**TASK TO COMPLETE:**
Pull every line out of the listing below verbatim, leaving the pictures out of your answer.

[Dataset listing]
╔══

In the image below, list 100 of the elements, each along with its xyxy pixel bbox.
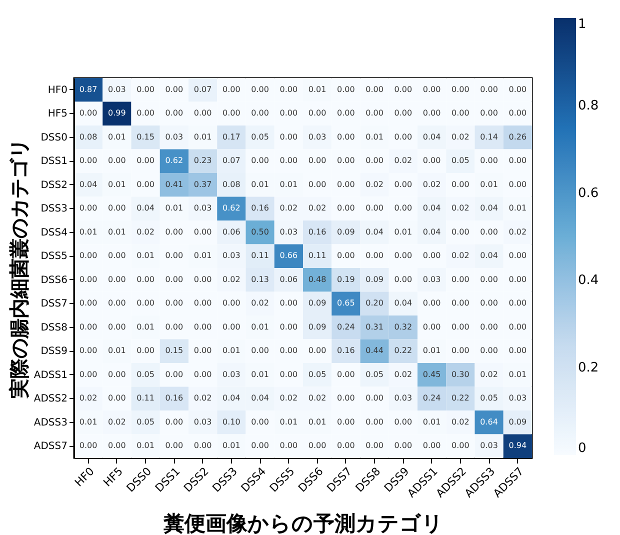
data-label: 0.00: [194, 274, 212, 284]
data-label: 0.99: [108, 108, 126, 118]
data-label: 0.02: [251, 298, 269, 308]
data-label: 0.00: [280, 84, 298, 94]
data-label: 0.00: [251, 441, 269, 450]
data-label: 0.00: [280, 298, 298, 308]
data-label: 0.00: [337, 132, 355, 142]
data-label: 0.00: [108, 156, 126, 166]
data-label: 0.00: [394, 417, 412, 426]
data-label: 0.05: [251, 132, 269, 142]
data-label: 0.02: [508, 227, 527, 236]
data-label: 0.65: [337, 298, 355, 308]
data-label: 0.01: [508, 204, 527, 213]
data-label: 0.01: [222, 346, 240, 356]
data-label: 0.09: [508, 417, 527, 426]
data-label: 0.00: [422, 441, 441, 450]
data-label: 0.00: [136, 346, 154, 356]
data-label: 0.00: [337, 251, 355, 260]
data-label: 0.05: [136, 370, 154, 379]
data-label: 0.00: [337, 417, 355, 426]
data-label: 0.00: [480, 108, 498, 118]
data-label: 0.00: [79, 108, 98, 118]
data-label: 0.00: [394, 274, 412, 284]
y-tick-label: DSS5: [40, 251, 68, 262]
data-label: 0.00: [136, 274, 154, 284]
data-label: 0.01: [280, 417, 298, 426]
data-label: 0.00: [508, 108, 527, 118]
y-tick-label: DSS1: [40, 156, 68, 168]
data-label: 0.09: [366, 274, 384, 284]
data-label: 0.04: [366, 227, 384, 236]
data-label: 0.00: [251, 108, 269, 118]
data-label: 0.00: [337, 441, 355, 450]
data-label: 0.05: [452, 156, 470, 166]
data-label: 0.16: [165, 394, 184, 403]
data-label: 0.00: [366, 251, 384, 260]
data-label: 0.44: [366, 346, 384, 356]
data-label: 0.03: [308, 132, 326, 142]
data-label: 0.00: [79, 274, 98, 284]
data-label: 0.04: [422, 204, 441, 213]
data-label: 0.00: [251, 156, 269, 166]
data-label: 0.00: [422, 108, 441, 118]
data-label: 0.14: [480, 132, 498, 142]
data-label: 0.02: [280, 204, 298, 213]
data-label: 0.00: [194, 108, 212, 118]
y-tick-label: DSS8: [40, 322, 68, 334]
data-label: 0.01: [79, 417, 98, 426]
data-label: 0.00: [79, 156, 98, 166]
data-label: 0.00: [366, 84, 384, 94]
data-label: 0.00: [394, 441, 412, 450]
data-label: 0.00: [422, 156, 441, 166]
data-label: 0.00: [165, 274, 184, 284]
data-label: 0.09: [337, 227, 355, 236]
data-label: 0.04: [136, 204, 154, 213]
data-label: 0.00: [308, 441, 326, 450]
data-label: 0.00: [452, 180, 470, 189]
data-label: 0.09: [308, 322, 326, 332]
data-label: 0.02: [452, 251, 470, 260]
data-label: 0.41: [165, 180, 184, 189]
data-label: 0.02: [108, 417, 126, 426]
data-label: 0.00: [337, 204, 355, 213]
data-label: 0.00: [79, 251, 98, 260]
data-label: 0.05: [480, 394, 498, 403]
data-label: 0.06: [222, 227, 240, 236]
data-label: 0.00: [337, 370, 355, 379]
data-label: 0.00: [222, 298, 240, 308]
data-label: 0.09: [308, 298, 326, 308]
y-tick-label: ADSS1: [34, 370, 68, 381]
data-label: 0.01: [108, 227, 126, 236]
data-label: 0.15: [136, 132, 154, 142]
data-label: 0.32: [394, 322, 412, 332]
data-label: 0.00: [108, 274, 126, 284]
data-label: 0.01: [422, 346, 441, 356]
data-label: 0.00: [394, 204, 412, 213]
data-label: 0.01: [394, 227, 412, 236]
data-label: 0.00: [108, 370, 126, 379]
data-label: 0.02: [194, 394, 212, 403]
data-label: 0.02: [394, 156, 412, 166]
data-label: 0.00: [79, 346, 98, 356]
data-label: 0.00: [508, 180, 527, 189]
data-label: 0.00: [194, 298, 212, 308]
data-label: 0.37: [194, 180, 212, 189]
data-label: 0.00: [194, 227, 212, 236]
data-label: 0.00: [194, 441, 212, 450]
data-label: 0.00: [480, 156, 498, 166]
data-label: 0.62: [165, 156, 184, 166]
data-label: 0.00: [222, 322, 240, 332]
data-label: 0.48: [308, 274, 326, 284]
data-label: 0.11: [251, 251, 269, 260]
data-label: 0.03: [165, 132, 184, 142]
data-label: 0.01: [251, 370, 269, 379]
data-label: 0.01: [165, 204, 184, 213]
y-tick-label: DSS3: [40, 204, 68, 215]
data-label: 0.03: [194, 204, 212, 213]
data-label: 0.00: [251, 417, 269, 426]
data-label: 0.00: [452, 274, 470, 284]
data-label: 0.00: [508, 251, 527, 260]
data-label: 0.00: [452, 84, 470, 94]
data-label: 0.00: [280, 156, 298, 166]
data-label: 0.00: [366, 204, 384, 213]
data-label: 0.00: [422, 322, 441, 332]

╚══

**RESULT OF THIS EXERCISE:**
In the image below, list 100 of the elements, each along with its xyxy pixel bbox.
data-label: 0.00: [194, 274, 212, 284]
data-label: 0.99: [108, 108, 126, 118]
data-label: 0.02: [251, 298, 269, 308]
data-label: 0.00: [280, 84, 298, 94]
data-label: 0.00: [251, 441, 269, 450]
data-label: 0.00: [280, 298, 298, 308]
data-label: 0.00: [337, 132, 355, 142]
data-label: 0.00: [108, 156, 126, 166]
data-label: 0.00: [394, 417, 412, 426]
data-label: 0.05: [251, 132, 269, 142]
data-label: 0.02: [508, 227, 527, 236]
data-label: 0.65: [337, 298, 355, 308]
data-label: 0.01: [508, 204, 527, 213]
data-label: 0.01: [222, 346, 240, 356]
data-label: 0.09: [508, 417, 527, 426]
data-label: 0.00: [422, 441, 441, 450]
data-label: 0.00: [136, 346, 154, 356]
data-label: 0.00: [337, 251, 355, 260]
data-label: 0.05: [136, 370, 154, 379]
data-label: 0.00: [337, 417, 355, 426]
data-label: 0.00: [480, 108, 498, 118]
data-label: 0.00: [79, 108, 98, 118]
data-label: 0.00: [394, 274, 412, 284]
y-tick-label: DSS5: [40, 251, 68, 262]
data-label: 0.00: [136, 274, 154, 284]
data-label: 0.01: [280, 417, 298, 426]
data-label: 0.00: [508, 108, 527, 118]
y-tick-label: DSS1: [40, 156, 68, 168]
data-label: 0.09: [366, 274, 384, 284]
data-label: 0.04: [366, 227, 384, 236]
data-label: 0.00: [251, 108, 269, 118]
data-label: 0.00: [337, 441, 355, 450]
data-label: 0.05: [452, 156, 470, 166]
data-label: 0.16: [165, 394, 184, 403]
data-label: 0.00: [366, 251, 384, 260]
data-label: 0.44: [366, 346, 384, 356]
data-label: 0.03: [308, 132, 326, 142]
data-label: 0.00: [79, 274, 98, 284]
data-label: 0.04: [422, 204, 441, 213]
data-label: 0.00: [251, 156, 269, 166]
data-label: 0.00: [422, 108, 441, 118]
data-label: 0.14: [480, 132, 498, 142]
data-label: 0.02: [280, 204, 298, 213]
data-label: 0.00: [194, 108, 212, 118]
y-tick-label: DSS8: [40, 322, 68, 334]
data-label: 0.01: [79, 417, 98, 426]
data-label: 0.00: [79, 156, 98, 166]
data-label: 0.00: [366, 84, 384, 94]
data-label: 0.00: [394, 441, 412, 450]
data-label: 0.00: [422, 156, 441, 166]
data-label: 0.00: [165, 274, 184, 284]
data-label: 0.09: [337, 227, 355, 236]
data-label: 0.04: [136, 204, 154, 213]
data-label: 0.00: [308, 441, 326, 450]
data-label: 0.00: [452, 180, 470, 189]
data-label: 0.09: [308, 322, 326, 332]
data-label: 0.02: [452, 251, 470, 260]
data-label: 0.41: [165, 180, 184, 189]
data-label: 0.02: [108, 417, 126, 426]
data-label: 0.00: [337, 204, 355, 213]
data-label: 0.00: [79, 251, 98, 260]
data-label: 0.05: [480, 394, 498, 403]
data-label: 0.06: [222, 227, 240, 236]
data-label: 0.00: [337, 370, 355, 379]
data-label: 0.00: [222, 298, 240, 308]
data-label: 0.09: [308, 298, 326, 308]
y-tick-label: ADSS1: [34, 370, 68, 381]
data-label: 0.01: [108, 227, 126, 236]
data-label: 0.15: [136, 132, 154, 142]
data-label: 0.32: [394, 322, 412, 332]
data-label: 0.00: [108, 274, 126, 284]
data-label: 0.01: [422, 346, 441, 356]
data-label: 0.00: [394, 204, 412, 213]
data-label: 0.01: [394, 227, 412, 236]
data-label: 0.00: [108, 370, 126, 379]
data-label: 0.02: [194, 394, 212, 403]
data-label: 0.02: [394, 156, 412, 166]
data-label: 0.00: [79, 346, 98, 356]
data-label: 0.00: [508, 180, 527, 189]
data-label: 0.00: [194, 298, 212, 308]
data-label: 0.37: [194, 180, 212, 189]
data-label: 0.00: [194, 227, 212, 236]
data-label: 0.00: [194, 441, 212, 450]
data-label: 0.00: [480, 156, 498, 166]
data-label: 0.62: [165, 156, 184, 166]
data-label: 0.00: [222, 322, 240, 332]
data-label: 0.48: [308, 274, 326, 284]
data-label: 0.11: [251, 251, 269, 260]
data-label: 0.03: [165, 132, 184, 142]
data-label: 0.01: [251, 370, 269, 379]
data-label: 0.01: [165, 204, 184, 213]
y-tick-label: DSS3: [40, 204, 68, 215]
data-label: 0.03: [194, 204, 212, 213]
data-label: 0.00: [251, 417, 269, 426]
data-label: 0.00: [452, 274, 470, 284]
data-label: 0.00: [508, 251, 527, 260]
data-label: 0.00: [452, 84, 470, 94]
data-label: 0.00: [280, 156, 298, 166]
data-label: 0.00: [366, 204, 384, 213]
data-label: 0.00: [422, 322, 441, 332]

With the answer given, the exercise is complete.